• PROBLEM STATEMENT: Could you output each line of the data that follows exactly?

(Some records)
----
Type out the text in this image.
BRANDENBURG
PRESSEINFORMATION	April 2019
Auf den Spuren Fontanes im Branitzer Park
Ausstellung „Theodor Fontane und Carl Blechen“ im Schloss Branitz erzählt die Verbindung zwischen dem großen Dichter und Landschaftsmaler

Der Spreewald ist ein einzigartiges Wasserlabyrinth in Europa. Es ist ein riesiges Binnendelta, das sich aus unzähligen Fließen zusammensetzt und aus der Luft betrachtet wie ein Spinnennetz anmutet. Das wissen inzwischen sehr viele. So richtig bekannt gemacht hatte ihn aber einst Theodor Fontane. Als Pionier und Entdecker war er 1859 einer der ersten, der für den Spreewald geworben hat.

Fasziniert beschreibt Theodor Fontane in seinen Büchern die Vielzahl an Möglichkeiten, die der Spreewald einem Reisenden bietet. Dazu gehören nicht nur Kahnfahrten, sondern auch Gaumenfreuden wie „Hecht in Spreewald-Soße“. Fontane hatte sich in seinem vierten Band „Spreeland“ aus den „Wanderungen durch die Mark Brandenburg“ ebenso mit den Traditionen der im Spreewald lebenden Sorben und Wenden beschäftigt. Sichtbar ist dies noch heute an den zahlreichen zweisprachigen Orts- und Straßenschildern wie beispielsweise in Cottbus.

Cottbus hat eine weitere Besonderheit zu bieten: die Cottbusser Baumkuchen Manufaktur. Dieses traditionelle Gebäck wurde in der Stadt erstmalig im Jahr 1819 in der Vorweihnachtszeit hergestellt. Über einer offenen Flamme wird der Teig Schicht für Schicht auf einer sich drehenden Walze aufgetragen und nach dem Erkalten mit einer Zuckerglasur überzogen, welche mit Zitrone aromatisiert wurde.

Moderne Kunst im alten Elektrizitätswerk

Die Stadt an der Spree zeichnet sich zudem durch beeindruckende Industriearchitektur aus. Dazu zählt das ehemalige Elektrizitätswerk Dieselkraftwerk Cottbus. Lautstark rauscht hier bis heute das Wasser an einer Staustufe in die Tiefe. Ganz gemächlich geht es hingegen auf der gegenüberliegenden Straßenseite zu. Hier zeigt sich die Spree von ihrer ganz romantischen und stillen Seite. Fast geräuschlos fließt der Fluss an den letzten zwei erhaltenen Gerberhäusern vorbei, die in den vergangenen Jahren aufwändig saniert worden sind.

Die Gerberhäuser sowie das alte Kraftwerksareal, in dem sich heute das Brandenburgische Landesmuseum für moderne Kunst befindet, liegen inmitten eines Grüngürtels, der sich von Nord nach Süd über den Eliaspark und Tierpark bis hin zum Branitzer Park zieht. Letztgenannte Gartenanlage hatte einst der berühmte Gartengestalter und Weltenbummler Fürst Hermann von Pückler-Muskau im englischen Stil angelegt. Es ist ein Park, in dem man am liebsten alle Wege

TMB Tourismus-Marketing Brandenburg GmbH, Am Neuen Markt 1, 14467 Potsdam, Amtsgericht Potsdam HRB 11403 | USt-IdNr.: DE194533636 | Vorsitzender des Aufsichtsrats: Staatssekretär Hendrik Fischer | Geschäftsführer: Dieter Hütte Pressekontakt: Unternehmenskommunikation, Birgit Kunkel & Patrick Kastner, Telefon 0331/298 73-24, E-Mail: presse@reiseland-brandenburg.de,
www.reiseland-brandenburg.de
----
• OUTPUT FOR THIS EXERCISE:
Type out the text in this image.
BRANDENBURG
PRESSEINFORMATION	April 2019
Auf den Spuren Fontanes im Branitzer Park
Ausstellung „Theodor Fontane und Carl Blechen“ im Schloss Branitz erzählt die Verbindung zwischen dem großen Dichter und Landschaftsmaler

Der Spreewald ist ein einzigartiges Wasserlabyrinth in Europa. Es ist ein riesiges Binnendelta, das sich aus unzähligen Fließen zusammensetzt und aus der Luft betrachtet wie ein Spinnennetz anmutet. Das wissen inzwischen sehr viele. So richtig bekannt gemacht hatte ihn aber einst Theodor Fontane. Als Pionier und Entdecker war er 1859 einer der ersten, der für den Spreewald geworben hat.

Fasziniert beschreibt Theodor Fontane in seinen Büchern die Vielzahl an Möglichkeiten, die der Spreewald einem Reisenden bietet. Dazu gehören nicht nur Kahnfahrten, sondern auch Gaumenfreuden wie „Hecht in Spreewald-Soße“. Fontane hatte sich in seinem vierten Band „Spreeland“ aus den „Wanderungen durch die Mark Brandenburg“ ebenso mit den Traditionen der im Spreewald lebenden Sorben und Wenden beschäftigt. Sichtbar ist dies noch heute an den zahlreichen zweisprachigen Orts- und Straßenschildern wie beispielsweise in Cottbus.

Cottbus hat eine weitere Besonderheit zu bieten: die Cottbusser Baumkuchen Manufaktur. Dieses traditionelle Gebäck wurde in der Stadt erstmalig im Jahr 1819 in der Vorweihnachtszeit hergestellt. Über einer offenen Flamme wird der Teig Schicht für Schicht auf einer sich drehenden Walze aufgetragen und nach dem Erkalten mit einer Zuckerglasur überzogen, welche mit Zitrone aromatisiert wurde.

Moderne Kunst im alten Elektrizitätswerk

Die Stadt an der Spree zeichnet sich zudem durch beeindruckende Industriearchitektur aus. Dazu zählt das ehemalige Elektrizitätswerk Dieselkraftwerk Cottbus. Lautstark rauscht hier bis heute das Wasser an einer Staustufe in die Tiefe. Ganz gemächlich geht es hingegen auf der gegenüberliegenden Straßenseite zu. Hier zeigt sich die Spree von ihrer ganz romantischen und stillen Seite. Fast geräuschlos fließt der Fluss an den letzten zwei erhaltenen Gerberhäusern vorbei, die in den vergangenen Jahren aufwändig saniert worden sind.

Die Gerberhäuser sowie das alte Kraftwerksareal, in dem sich heute das Brandenburgische Landesmuseum für moderne Kunst befindet, liegen inmitten eines Grüngürtels, der sich von Nord nach Süd über den Eliaspark und Tierpark bis hin zum Branitzer Park zieht. Letztgenannte Gartenanlage hatte einst der berühmte Gartengestalter und Weltenbummler Fürst Hermann von Pückler-Muskau im englischen Stil angelegt. Es ist ein Park, in dem man am liebsten alle Wege

TMB Tourismus-Marketing Brandenburg GmbH, Am Neuen Markt 1, 14467 Potsdam, Amtsgericht Potsdam HRB 11403 | USt-IdNr.: DE194533636 | Vorsitzender des Aufsichtsrats: Staatssekretär Hendrik Fischer | Geschäftsführer: Dieter Hütte Pressekontakt: Unternehmenskommunikation, Birgit Kunkel & Patrick Kastner, Telefon 0331/298 73-24, E-Mail: presse@reiseland-brandenburg.de,
www.reiseland-brandenburg.de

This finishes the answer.